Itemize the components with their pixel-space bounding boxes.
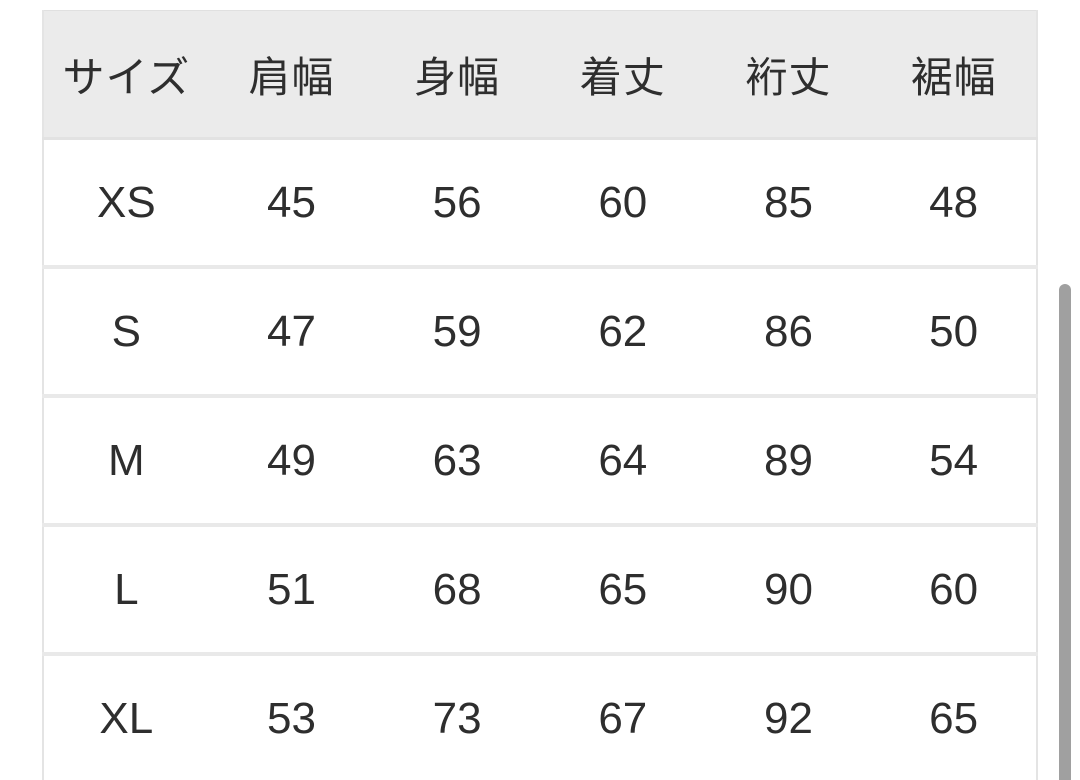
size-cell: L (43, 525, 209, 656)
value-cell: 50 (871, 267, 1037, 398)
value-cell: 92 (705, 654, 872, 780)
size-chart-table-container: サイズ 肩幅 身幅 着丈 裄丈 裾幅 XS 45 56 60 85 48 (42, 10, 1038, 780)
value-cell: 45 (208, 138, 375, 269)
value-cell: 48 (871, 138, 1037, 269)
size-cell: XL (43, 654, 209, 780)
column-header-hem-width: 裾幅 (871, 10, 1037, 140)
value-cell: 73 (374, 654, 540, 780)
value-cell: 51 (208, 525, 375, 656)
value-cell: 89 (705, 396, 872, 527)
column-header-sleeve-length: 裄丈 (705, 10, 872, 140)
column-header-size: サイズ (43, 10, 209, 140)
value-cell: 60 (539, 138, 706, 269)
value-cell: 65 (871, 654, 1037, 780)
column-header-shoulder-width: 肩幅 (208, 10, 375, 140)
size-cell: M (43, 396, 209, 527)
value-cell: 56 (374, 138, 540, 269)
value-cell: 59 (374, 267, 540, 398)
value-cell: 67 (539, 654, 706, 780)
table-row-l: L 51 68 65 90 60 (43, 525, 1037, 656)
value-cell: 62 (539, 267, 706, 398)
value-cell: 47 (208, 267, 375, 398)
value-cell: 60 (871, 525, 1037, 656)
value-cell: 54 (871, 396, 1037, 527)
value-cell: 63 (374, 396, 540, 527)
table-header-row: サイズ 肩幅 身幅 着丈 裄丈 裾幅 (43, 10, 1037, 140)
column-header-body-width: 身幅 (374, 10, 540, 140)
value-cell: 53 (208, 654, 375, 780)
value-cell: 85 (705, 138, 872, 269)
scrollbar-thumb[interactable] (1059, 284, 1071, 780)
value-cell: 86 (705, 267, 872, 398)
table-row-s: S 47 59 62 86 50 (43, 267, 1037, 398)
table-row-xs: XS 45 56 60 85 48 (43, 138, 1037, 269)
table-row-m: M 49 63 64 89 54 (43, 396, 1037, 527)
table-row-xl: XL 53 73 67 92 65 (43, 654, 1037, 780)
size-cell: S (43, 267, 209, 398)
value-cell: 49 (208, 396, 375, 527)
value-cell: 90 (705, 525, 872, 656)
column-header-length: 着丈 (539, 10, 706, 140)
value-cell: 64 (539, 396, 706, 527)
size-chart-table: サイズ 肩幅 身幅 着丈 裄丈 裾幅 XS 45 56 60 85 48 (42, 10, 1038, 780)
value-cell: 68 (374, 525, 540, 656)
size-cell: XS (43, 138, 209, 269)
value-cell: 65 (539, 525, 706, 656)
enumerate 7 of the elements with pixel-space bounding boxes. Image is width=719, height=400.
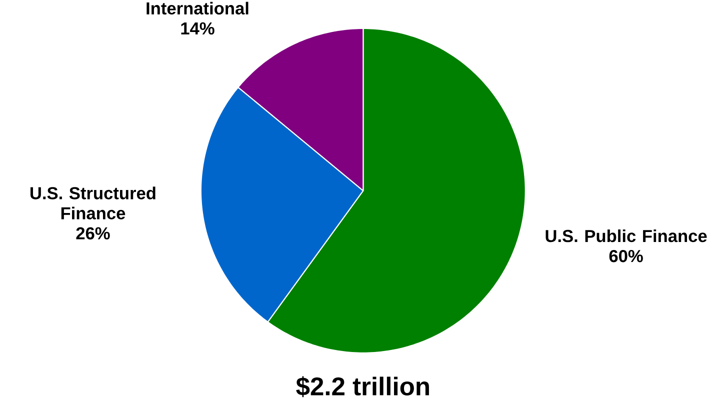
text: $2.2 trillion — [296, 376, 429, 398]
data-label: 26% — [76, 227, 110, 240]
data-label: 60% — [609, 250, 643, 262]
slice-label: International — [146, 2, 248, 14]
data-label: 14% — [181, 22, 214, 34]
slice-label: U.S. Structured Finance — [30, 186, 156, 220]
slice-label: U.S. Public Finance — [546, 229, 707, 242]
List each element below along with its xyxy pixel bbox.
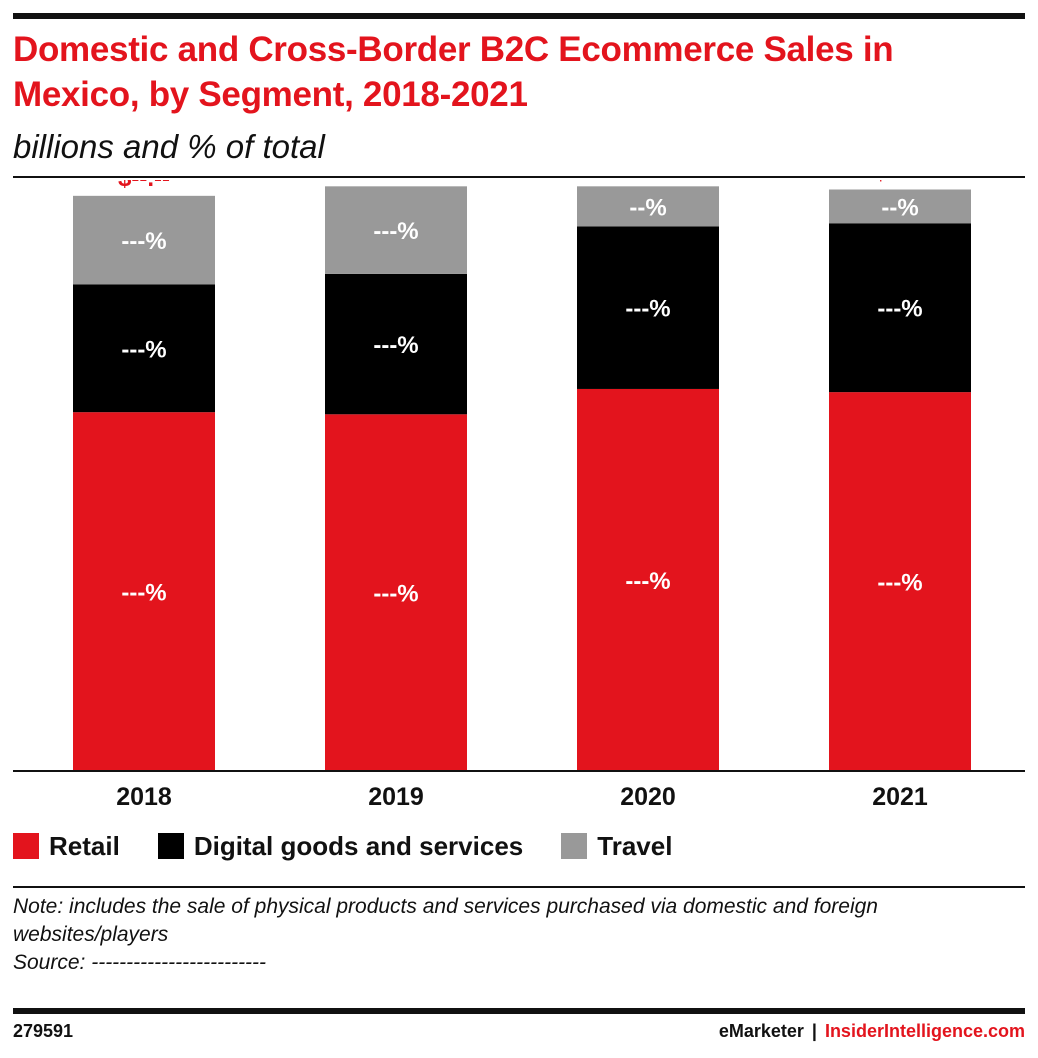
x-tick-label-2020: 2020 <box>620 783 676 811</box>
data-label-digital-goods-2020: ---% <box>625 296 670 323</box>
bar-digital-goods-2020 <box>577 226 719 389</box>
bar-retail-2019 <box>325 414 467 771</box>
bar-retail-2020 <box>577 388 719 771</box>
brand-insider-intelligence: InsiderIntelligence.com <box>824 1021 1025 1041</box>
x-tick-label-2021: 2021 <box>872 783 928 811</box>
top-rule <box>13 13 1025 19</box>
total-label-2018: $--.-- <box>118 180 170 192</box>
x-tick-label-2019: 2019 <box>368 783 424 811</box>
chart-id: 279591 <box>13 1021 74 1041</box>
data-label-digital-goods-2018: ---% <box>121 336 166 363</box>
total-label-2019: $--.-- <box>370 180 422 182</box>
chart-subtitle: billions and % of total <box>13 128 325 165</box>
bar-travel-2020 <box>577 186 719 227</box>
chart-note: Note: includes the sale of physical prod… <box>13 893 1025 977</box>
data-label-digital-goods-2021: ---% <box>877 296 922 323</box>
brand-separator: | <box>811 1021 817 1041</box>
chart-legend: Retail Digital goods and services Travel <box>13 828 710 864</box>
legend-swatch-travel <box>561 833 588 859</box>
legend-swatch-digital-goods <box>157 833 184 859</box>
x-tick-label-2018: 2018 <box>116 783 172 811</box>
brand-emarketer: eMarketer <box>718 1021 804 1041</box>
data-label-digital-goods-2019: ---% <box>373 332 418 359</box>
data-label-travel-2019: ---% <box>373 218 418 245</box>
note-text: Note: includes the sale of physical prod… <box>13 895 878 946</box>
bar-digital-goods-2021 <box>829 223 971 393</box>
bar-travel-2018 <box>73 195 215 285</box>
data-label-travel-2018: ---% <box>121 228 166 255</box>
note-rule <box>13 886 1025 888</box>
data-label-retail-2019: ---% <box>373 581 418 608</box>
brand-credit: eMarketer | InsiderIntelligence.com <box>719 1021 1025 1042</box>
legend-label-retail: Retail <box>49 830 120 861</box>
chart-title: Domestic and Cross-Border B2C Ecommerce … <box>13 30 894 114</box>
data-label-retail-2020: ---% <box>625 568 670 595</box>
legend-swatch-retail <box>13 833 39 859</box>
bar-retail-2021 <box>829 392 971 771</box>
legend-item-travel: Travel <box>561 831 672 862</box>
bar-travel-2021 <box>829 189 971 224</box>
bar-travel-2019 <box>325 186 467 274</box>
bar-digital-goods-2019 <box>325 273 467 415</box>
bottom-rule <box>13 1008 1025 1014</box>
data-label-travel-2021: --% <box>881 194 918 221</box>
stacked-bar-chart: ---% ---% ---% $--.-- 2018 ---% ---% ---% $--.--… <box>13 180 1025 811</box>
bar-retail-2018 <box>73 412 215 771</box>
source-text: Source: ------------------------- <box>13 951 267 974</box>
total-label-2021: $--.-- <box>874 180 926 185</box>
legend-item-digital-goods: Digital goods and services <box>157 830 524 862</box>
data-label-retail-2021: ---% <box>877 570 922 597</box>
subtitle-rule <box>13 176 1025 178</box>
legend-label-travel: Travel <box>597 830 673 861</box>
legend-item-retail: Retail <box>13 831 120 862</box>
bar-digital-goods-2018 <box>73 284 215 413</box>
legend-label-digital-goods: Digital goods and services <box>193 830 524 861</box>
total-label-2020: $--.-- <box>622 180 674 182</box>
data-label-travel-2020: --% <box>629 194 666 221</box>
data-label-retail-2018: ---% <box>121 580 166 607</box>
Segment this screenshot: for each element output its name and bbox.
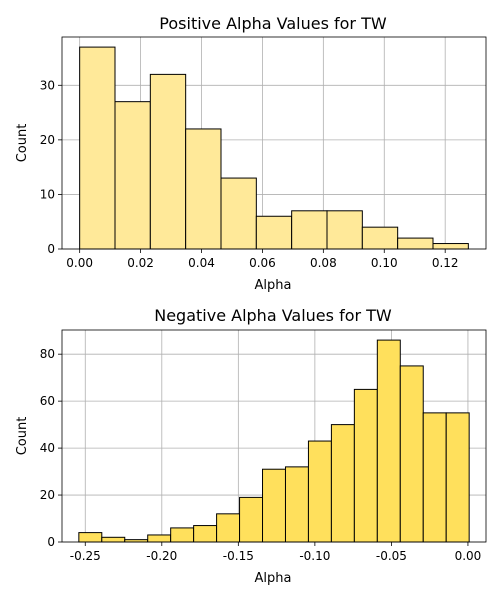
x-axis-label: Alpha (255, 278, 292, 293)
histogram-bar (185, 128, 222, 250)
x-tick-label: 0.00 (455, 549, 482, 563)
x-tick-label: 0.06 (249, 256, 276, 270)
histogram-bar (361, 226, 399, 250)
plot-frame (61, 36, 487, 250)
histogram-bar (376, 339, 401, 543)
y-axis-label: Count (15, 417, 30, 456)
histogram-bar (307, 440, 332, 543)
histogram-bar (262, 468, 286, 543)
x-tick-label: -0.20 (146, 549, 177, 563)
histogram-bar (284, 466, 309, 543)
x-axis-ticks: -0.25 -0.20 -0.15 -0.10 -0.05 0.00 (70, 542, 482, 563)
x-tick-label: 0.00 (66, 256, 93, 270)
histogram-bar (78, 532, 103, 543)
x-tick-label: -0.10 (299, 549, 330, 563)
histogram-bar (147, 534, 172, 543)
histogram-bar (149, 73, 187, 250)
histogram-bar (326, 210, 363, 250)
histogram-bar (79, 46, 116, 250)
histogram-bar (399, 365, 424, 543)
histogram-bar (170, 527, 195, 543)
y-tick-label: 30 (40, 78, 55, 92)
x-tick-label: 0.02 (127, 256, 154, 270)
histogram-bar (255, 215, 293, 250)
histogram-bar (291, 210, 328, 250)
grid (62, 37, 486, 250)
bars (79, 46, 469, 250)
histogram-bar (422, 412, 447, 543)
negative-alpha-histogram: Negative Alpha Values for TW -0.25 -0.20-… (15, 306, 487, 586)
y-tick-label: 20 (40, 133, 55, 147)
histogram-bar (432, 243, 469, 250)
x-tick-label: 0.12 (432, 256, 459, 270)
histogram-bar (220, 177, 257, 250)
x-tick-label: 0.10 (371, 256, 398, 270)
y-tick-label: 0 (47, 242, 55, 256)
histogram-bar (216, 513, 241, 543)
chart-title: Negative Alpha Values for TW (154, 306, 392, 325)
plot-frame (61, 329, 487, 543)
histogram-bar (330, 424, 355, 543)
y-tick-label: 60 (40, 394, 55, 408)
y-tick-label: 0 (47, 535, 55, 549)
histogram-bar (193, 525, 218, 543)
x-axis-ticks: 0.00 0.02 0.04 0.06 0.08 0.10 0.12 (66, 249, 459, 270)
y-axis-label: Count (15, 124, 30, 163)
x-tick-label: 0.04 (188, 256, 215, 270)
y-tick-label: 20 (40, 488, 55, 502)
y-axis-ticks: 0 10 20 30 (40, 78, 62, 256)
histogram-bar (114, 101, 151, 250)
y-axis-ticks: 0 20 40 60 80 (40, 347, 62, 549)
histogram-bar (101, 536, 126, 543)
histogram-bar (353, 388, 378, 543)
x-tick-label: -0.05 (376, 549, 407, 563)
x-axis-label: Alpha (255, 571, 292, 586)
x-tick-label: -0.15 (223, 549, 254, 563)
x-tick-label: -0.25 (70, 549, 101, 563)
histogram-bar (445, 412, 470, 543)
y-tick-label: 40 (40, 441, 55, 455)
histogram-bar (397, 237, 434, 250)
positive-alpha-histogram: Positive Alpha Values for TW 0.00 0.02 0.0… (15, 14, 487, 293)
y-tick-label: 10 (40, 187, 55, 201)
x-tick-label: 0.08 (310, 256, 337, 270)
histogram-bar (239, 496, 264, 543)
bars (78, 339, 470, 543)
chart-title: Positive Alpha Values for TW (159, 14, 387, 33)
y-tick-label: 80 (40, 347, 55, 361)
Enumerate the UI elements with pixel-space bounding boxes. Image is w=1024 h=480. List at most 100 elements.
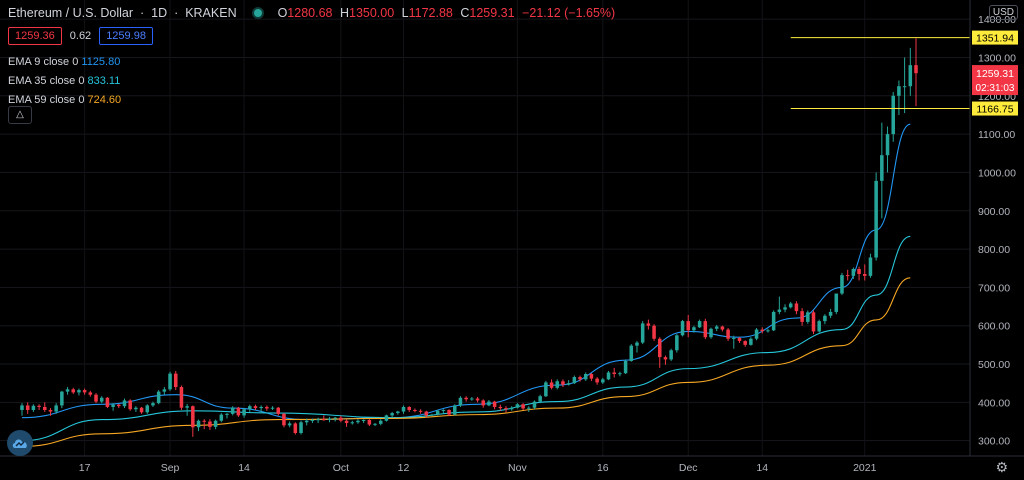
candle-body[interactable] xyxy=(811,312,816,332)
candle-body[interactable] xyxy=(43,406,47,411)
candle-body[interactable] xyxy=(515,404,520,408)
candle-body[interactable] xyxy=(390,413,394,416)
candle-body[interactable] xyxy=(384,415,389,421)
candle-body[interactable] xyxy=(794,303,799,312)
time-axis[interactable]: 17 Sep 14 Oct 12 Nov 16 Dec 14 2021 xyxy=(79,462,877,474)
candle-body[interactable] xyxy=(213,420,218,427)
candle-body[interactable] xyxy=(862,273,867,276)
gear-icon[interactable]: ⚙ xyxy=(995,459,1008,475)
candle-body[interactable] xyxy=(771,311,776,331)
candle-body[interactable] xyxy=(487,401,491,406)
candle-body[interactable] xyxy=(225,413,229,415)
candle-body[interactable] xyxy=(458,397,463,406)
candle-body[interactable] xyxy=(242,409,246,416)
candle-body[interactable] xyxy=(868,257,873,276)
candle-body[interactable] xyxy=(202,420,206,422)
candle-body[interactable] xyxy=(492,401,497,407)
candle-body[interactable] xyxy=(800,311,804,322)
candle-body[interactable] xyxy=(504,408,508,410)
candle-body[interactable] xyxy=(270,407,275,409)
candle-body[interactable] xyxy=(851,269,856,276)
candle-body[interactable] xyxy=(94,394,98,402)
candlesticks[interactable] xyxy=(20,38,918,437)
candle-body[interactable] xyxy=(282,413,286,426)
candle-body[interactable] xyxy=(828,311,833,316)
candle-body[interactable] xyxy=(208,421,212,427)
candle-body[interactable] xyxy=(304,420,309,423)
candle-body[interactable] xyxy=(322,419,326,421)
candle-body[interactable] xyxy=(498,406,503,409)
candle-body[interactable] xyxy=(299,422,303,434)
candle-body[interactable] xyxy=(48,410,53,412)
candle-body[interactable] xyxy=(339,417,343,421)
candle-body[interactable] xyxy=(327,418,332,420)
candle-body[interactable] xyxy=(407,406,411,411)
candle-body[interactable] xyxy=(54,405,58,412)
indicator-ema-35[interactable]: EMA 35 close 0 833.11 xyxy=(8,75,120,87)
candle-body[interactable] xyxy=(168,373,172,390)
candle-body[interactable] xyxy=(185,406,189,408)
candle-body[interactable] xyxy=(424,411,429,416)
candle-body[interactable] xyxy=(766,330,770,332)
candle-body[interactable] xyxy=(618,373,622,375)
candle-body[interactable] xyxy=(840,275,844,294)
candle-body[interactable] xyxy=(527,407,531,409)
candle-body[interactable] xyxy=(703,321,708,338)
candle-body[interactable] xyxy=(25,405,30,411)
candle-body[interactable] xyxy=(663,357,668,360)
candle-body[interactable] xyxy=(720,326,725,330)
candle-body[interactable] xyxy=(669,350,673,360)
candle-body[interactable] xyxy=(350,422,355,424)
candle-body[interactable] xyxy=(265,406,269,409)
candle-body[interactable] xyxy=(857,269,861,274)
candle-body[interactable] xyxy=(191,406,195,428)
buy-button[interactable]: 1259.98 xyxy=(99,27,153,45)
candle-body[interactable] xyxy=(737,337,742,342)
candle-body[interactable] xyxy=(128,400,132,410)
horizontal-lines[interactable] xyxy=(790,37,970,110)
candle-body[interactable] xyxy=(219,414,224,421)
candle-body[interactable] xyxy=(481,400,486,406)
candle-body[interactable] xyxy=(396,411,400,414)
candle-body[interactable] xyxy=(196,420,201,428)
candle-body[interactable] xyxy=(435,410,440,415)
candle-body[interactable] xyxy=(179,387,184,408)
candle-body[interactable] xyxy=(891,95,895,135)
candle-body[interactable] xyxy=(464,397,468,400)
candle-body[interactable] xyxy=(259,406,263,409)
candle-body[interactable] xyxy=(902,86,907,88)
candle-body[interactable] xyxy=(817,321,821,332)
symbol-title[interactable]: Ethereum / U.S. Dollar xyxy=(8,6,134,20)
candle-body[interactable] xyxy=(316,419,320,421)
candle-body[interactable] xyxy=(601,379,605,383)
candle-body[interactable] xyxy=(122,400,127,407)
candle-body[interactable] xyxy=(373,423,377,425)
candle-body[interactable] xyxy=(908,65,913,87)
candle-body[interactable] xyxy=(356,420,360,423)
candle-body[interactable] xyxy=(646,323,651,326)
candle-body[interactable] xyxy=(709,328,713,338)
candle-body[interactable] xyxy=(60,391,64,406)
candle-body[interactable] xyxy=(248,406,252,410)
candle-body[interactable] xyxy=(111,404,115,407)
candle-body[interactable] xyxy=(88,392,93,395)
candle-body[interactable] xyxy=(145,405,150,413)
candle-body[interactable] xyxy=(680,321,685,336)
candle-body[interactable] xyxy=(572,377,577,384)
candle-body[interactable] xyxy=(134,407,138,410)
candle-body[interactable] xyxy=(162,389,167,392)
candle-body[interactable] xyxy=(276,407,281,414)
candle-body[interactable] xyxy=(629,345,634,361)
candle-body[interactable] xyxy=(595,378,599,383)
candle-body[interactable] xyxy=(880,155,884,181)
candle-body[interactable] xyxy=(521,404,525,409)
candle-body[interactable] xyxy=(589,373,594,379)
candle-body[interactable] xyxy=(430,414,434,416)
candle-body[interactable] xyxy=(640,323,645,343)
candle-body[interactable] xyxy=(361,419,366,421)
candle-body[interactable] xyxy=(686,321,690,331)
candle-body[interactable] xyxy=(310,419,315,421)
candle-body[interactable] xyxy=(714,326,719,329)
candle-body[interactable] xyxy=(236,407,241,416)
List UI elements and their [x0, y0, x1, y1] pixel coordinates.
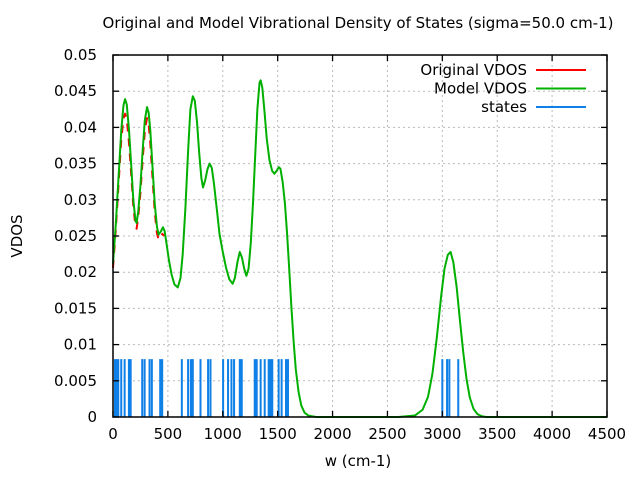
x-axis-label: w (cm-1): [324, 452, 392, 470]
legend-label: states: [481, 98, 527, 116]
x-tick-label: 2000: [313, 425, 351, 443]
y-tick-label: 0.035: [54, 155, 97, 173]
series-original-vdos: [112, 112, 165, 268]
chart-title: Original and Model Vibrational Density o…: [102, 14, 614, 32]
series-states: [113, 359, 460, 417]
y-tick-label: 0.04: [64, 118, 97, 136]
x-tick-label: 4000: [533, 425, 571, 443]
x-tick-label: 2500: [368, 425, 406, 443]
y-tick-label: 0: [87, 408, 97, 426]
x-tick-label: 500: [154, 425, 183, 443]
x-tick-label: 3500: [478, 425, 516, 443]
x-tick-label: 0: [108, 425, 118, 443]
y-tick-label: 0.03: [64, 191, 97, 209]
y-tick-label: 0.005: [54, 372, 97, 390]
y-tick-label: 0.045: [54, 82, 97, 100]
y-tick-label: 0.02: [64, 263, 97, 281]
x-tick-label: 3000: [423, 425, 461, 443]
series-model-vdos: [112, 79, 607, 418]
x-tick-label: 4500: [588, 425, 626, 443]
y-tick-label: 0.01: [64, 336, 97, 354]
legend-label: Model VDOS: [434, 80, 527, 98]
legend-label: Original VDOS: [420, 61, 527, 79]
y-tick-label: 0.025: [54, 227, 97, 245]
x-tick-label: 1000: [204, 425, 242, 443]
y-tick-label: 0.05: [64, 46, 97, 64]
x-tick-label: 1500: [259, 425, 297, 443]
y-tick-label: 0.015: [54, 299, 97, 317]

◆ ◆ ◆ ◆ ◆ ◆ ◆

- _STATED GOAL_:
Copy out every row from the first one down to the line containing "enumerate 7 of", both ends included, and leave the pictures out.

- _WORKED SOLUTION_:
Itemize the components with their pixel-space bounding boxes.
size-cell: L (43, 525, 209, 656)
value-cell: 50 (871, 267, 1037, 398)
value-cell: 92 (705, 654, 872, 780)
size-chart-table-container: サイズ 肩幅 身幅 着丈 裄丈 裾幅 XS 45 56 60 85 48 (42, 10, 1038, 780)
value-cell: 45 (208, 138, 375, 269)
value-cell: 48 (871, 138, 1037, 269)
size-cell: XL (43, 654, 209, 780)
column-header-hem-width: 裾幅 (871, 10, 1037, 140)
value-cell: 73 (374, 654, 540, 780)
value-cell: 51 (208, 525, 375, 656)
value-cell: 89 (705, 396, 872, 527)
column-header-sleeve-length: 裄丈 (705, 10, 872, 140)
column-header-size: サイズ (43, 10, 209, 140)
value-cell: 60 (539, 138, 706, 269)
value-cell: 65 (871, 654, 1037, 780)
column-header-shoulder-width: 肩幅 (208, 10, 375, 140)
size-cell: M (43, 396, 209, 527)
value-cell: 56 (374, 138, 540, 269)
value-cell: 59 (374, 267, 540, 398)
value-cell: 67 (539, 654, 706, 780)
table-row-l: L 51 68 65 90 60 (43, 525, 1037, 656)
value-cell: 62 (539, 267, 706, 398)
value-cell: 47 (208, 267, 375, 398)
value-cell: 60 (871, 525, 1037, 656)
value-cell: 54 (871, 396, 1037, 527)
value-cell: 63 (374, 396, 540, 527)
table-header-row: サイズ 肩幅 身幅 着丈 裄丈 裾幅 (43, 10, 1037, 140)
column-header-body-width: 身幅 (374, 10, 540, 140)
value-cell: 53 (208, 654, 375, 780)
value-cell: 85 (705, 138, 872, 269)
scrollbar-thumb[interactable] (1059, 284, 1071, 780)
value-cell: 86 (705, 267, 872, 398)
table-row-s: S 47 59 62 86 50 (43, 267, 1037, 398)
table-row-xs: XS 45 56 60 85 48 (43, 138, 1037, 269)
table-row-m: M 49 63 64 89 54 (43, 396, 1037, 527)
table-row-xl: XL 53 73 67 92 65 (43, 654, 1037, 780)
size-cell: S (43, 267, 209, 398)
value-cell: 49 (208, 396, 375, 527)
value-cell: 90 (705, 525, 872, 656)
column-header-length: 着丈 (539, 10, 706, 140)
value-cell: 64 (539, 396, 706, 527)
size-chart-table: サイズ 肩幅 身幅 着丈 裄丈 裾幅 XS 45 56 60 85 48 (42, 10, 1038, 780)
value-cell: 68 (374, 525, 540, 656)
size-cell: XS (43, 138, 209, 269)
value-cell: 65 (539, 525, 706, 656)
enumerate 7 of the elements with pixel-space bounding boxes. Image is width=719, height=400.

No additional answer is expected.